YOUR GOAL:
Could you write out every record below exactly, leaving out any pictures?
○ ○ ○
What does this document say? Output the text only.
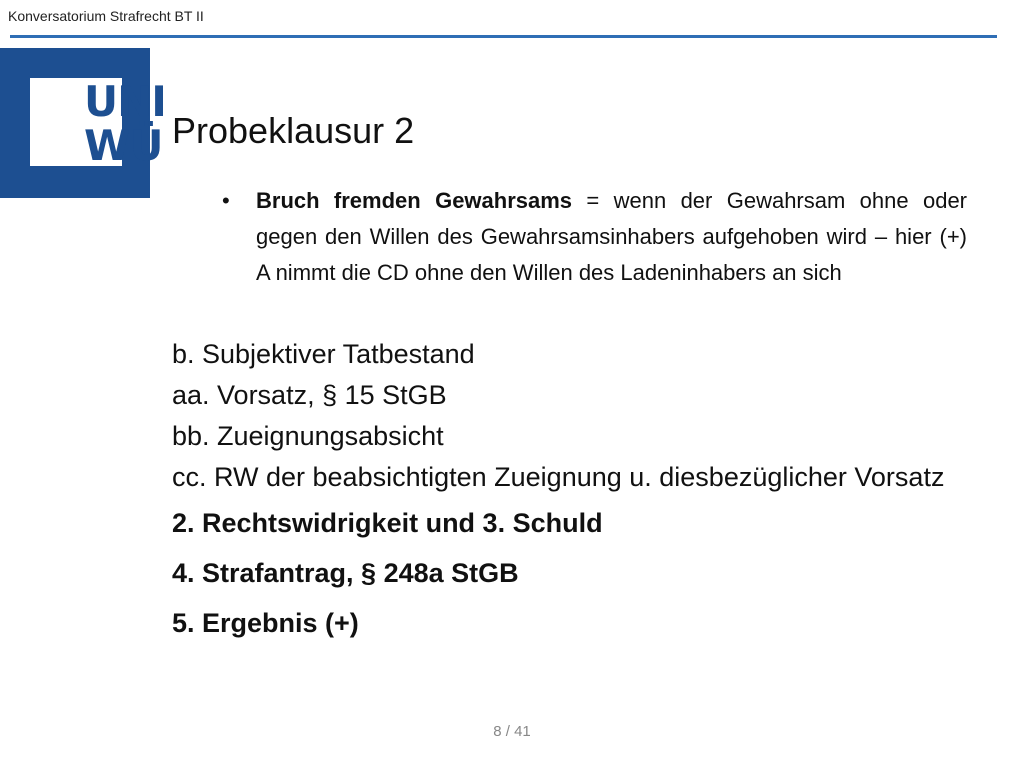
Konversatorium Strafrecht BT II
UNI
WÜ Probeklausur 2
• Bruch fremden Gewahrsams = wenn der Gewahrsam ohne oder gegen den Willen des Gewahrsamsinhabers aufgehoben wird – hier (+) A nimmt die CD ohne den Willen des Ladeninhabers an sich
b. Subjektiver Tatbestand
aa. Vorsatz, § 15 StGB
bb. Zueignungsabsicht
cc. RW der beabsichtigten Zueignung u. diesbezüglicher Vorsatz
2. Rechtswidrigkeit und 3. Schuld
4. Strafantrag, § 248a StGB
5. Ergebnis (+)
8 / 41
○ ○ ○
SOLUTION TO THIS PROBLEM:
What does this document say? Output the text only.
Konversatorium Strafrecht BT II
UNI
WÜ Probeklausur 2
• Bruch fremden Gewahrsams = wenn der Gewahrsam ohne oder gegen den Willen des Gewahrsamsinhabers aufgehoben wird – hier (+) A nimmt die CD ohne den Willen des Ladeninhabers an sich
b. Subjektiver Tatbestand
aa. Vorsatz, § 15 StGB
bb. Zueignungsabsicht
cc. RW der beabsichtigten Zueignung u. diesbezüglicher Vorsatz
2. Rechtswidrigkeit und 3. Schuld
4. Strafantrag, § 248a StGB
5. Ergebnis (+)
8 / 41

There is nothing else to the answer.